- _What is asked_
Copy all lines below containing "ylabel".
····················
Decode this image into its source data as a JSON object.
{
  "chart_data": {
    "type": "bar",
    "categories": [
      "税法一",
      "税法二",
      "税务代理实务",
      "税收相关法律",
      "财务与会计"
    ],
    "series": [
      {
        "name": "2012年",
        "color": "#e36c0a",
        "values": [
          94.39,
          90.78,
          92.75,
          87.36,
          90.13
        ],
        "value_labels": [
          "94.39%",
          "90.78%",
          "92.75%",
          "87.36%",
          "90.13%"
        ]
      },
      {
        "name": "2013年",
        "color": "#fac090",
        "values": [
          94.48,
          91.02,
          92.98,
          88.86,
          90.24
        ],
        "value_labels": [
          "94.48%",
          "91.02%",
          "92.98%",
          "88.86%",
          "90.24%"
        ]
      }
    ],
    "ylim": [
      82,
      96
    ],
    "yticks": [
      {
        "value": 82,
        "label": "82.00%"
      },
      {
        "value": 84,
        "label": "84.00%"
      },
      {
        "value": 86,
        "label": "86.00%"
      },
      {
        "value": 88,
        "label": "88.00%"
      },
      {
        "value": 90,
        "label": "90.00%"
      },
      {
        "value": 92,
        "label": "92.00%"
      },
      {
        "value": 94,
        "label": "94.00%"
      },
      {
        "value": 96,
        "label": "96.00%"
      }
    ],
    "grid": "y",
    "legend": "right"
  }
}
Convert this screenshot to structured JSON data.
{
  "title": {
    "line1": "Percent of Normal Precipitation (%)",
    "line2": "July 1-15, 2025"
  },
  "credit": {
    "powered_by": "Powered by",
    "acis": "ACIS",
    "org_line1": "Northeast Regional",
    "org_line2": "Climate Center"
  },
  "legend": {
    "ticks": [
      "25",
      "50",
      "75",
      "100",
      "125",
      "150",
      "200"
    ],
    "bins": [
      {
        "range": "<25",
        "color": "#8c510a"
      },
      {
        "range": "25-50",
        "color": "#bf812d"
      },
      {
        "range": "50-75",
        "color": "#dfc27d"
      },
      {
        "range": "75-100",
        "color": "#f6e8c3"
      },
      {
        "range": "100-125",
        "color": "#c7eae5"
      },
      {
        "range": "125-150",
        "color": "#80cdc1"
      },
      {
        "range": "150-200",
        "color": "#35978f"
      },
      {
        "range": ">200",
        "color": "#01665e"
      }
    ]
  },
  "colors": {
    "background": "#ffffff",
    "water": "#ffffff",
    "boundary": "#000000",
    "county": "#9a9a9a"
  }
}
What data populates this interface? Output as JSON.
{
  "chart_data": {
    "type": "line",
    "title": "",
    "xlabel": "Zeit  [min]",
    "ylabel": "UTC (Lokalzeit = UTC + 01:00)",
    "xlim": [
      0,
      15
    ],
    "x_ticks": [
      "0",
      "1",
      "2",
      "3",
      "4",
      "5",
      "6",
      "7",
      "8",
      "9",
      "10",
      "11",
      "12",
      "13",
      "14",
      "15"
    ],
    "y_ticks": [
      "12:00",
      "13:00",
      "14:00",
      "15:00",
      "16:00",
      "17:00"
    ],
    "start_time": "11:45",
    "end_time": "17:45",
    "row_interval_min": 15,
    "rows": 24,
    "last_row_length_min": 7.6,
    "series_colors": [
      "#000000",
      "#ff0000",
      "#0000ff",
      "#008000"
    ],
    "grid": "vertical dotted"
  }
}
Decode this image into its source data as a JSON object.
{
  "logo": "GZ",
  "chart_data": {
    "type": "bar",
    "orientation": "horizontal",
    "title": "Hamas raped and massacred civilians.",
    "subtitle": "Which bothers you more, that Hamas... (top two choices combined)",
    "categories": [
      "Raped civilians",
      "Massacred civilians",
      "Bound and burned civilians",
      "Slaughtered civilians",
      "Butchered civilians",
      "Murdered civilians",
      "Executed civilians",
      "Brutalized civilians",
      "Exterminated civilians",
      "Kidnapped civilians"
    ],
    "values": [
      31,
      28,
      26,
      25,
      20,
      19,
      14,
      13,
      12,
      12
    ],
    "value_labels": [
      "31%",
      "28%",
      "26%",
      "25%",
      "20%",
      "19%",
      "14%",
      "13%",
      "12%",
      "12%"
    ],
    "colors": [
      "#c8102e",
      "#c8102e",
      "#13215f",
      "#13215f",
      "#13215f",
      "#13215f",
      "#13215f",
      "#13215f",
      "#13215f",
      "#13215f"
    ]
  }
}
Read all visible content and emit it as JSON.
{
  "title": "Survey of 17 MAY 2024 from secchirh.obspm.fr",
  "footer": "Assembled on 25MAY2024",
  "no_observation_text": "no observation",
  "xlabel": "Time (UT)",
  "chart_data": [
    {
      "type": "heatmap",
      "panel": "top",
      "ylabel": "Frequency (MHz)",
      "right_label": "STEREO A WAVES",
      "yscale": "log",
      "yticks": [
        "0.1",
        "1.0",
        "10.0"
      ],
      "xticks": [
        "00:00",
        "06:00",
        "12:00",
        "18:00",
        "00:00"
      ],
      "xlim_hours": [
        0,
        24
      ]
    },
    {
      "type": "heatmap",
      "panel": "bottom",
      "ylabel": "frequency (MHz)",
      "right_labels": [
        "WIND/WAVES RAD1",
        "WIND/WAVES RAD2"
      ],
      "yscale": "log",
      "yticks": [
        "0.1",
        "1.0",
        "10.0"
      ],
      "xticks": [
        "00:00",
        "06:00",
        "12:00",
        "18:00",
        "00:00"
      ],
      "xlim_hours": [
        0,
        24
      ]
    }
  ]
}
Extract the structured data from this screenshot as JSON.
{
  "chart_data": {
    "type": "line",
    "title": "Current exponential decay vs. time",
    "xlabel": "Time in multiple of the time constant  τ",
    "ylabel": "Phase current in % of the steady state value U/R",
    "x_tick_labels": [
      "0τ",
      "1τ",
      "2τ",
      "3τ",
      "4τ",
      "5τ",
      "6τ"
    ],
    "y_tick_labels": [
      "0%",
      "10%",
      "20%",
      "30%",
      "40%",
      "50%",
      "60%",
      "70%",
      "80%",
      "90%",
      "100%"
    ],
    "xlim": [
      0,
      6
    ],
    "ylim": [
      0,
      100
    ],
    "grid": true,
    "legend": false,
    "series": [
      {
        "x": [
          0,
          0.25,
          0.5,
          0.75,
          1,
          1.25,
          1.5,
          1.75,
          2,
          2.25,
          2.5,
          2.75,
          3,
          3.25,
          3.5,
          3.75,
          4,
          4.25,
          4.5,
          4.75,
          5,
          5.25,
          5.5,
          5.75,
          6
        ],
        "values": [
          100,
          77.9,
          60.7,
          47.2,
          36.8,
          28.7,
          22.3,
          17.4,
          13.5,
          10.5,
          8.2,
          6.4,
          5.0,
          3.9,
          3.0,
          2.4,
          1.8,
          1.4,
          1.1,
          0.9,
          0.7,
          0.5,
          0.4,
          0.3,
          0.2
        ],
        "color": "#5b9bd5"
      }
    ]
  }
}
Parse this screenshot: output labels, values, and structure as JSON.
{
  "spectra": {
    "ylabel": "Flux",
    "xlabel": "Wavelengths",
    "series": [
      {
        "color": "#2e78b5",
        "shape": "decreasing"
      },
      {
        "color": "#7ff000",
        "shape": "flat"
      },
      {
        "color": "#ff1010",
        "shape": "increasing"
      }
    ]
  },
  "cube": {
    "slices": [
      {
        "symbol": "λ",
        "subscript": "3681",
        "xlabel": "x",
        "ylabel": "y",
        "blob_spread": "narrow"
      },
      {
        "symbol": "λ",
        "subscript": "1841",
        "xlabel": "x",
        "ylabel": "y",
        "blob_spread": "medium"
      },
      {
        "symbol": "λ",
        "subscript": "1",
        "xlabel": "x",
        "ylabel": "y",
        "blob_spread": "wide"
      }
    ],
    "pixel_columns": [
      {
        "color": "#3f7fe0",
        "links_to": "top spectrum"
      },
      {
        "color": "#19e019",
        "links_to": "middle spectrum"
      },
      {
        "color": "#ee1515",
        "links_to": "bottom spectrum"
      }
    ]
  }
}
····················
- _Expected answer_
    "ylabel": "UTC (Lokalzeit = UTC + 01:00)",
      "ylabel": "Frequency (MHz)",
      "ylabel": "frequency (MHz)",
    "ylabel": "Phase current in % of the steady state value U/R",
    "ylabel": "Flux",
        "ylabel": "y",
        "ylabel": "y",
        "ylabel": "y",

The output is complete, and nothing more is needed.